- [Work to be completed] Track down every line below that holds "fixtures" and copy it.

## Start Source material

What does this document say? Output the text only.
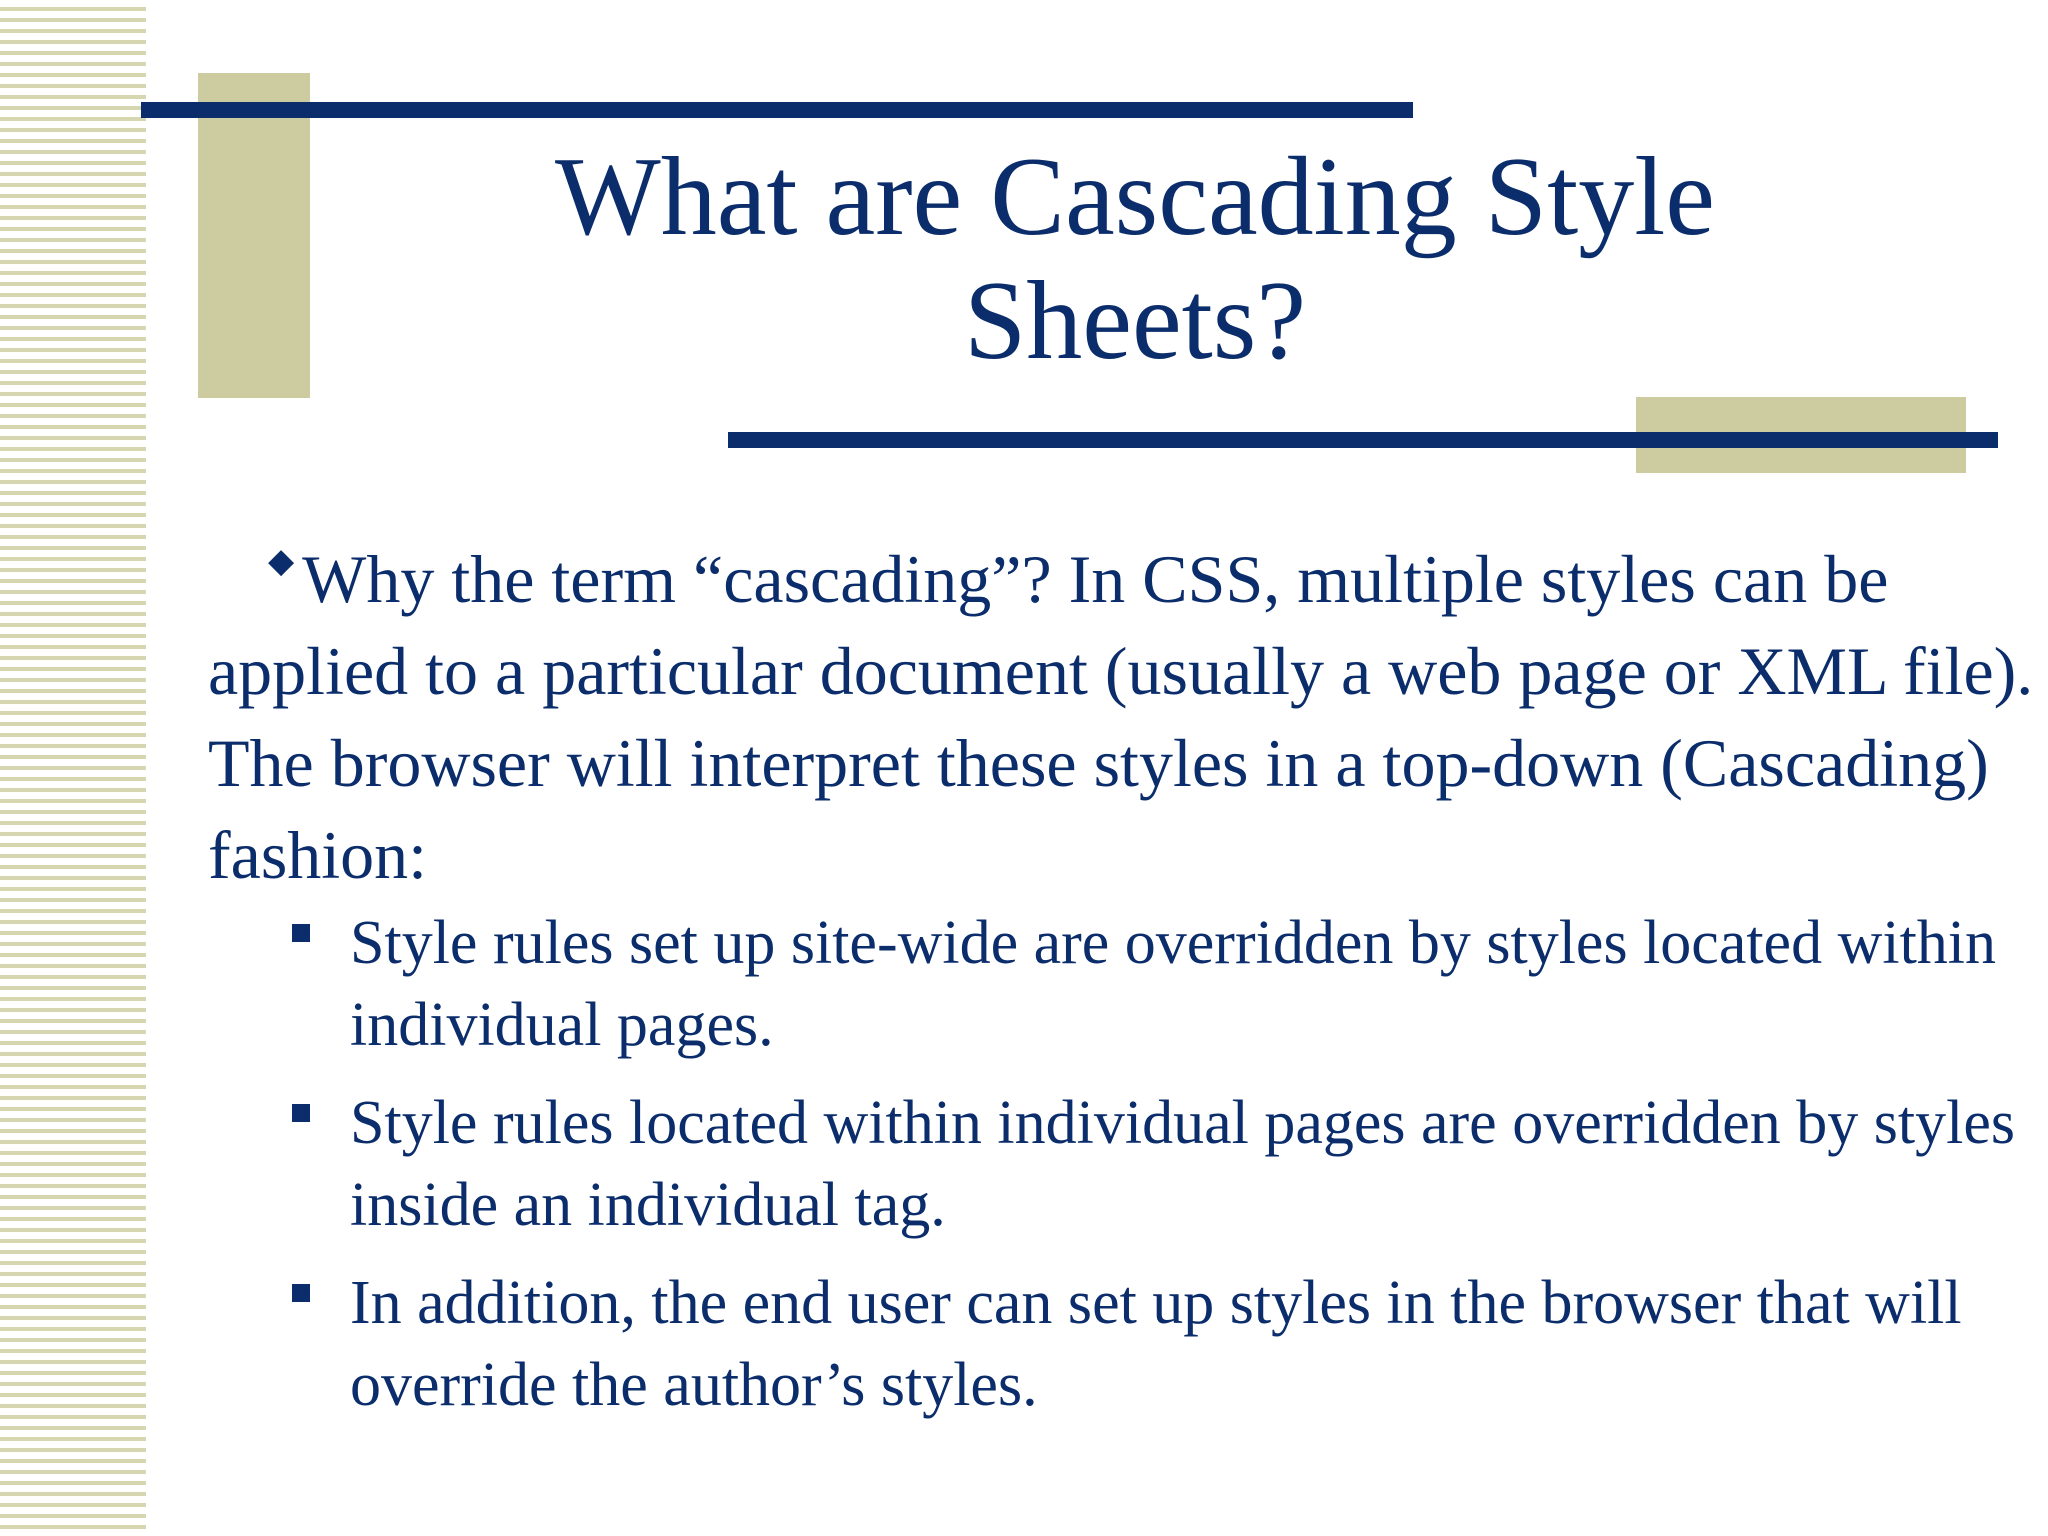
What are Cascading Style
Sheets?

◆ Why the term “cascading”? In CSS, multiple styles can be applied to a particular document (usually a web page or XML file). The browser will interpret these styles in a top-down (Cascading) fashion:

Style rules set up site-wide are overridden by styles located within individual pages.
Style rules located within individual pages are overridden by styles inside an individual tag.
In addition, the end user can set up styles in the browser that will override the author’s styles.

## End Source material
## Start Source material

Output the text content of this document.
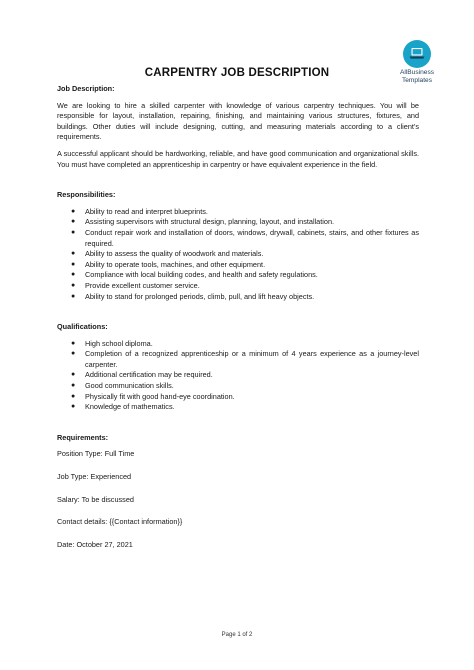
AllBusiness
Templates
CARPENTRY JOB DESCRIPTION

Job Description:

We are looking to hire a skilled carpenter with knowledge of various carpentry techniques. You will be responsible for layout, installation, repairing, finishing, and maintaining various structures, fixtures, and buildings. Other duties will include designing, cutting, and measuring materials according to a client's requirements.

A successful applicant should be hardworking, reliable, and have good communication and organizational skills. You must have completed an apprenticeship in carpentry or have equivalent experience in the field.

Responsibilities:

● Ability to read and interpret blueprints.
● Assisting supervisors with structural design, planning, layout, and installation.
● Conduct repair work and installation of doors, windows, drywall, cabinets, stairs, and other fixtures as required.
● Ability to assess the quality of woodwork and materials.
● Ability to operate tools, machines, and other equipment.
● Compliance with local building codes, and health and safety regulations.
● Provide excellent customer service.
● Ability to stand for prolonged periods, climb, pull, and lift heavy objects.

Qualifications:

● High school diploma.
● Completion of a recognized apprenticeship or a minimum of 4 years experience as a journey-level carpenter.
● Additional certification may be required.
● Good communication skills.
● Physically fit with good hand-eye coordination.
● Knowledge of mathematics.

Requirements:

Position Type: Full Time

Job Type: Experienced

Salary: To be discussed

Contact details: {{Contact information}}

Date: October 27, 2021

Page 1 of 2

## End Source material

- [Solution below]
We are looking to hire a skilled carpenter with knowledge of various carpentry techniques. You will be responsible for layout, installation, repairing, finishing, and maintaining various structures, fixtures, and buildings. Other duties will include designing, cutting, and measuring materials according to a client's requirements.
● Conduct repair work and installation of doors, windows, drywall, cabinets, stairs, and other fixtures as required.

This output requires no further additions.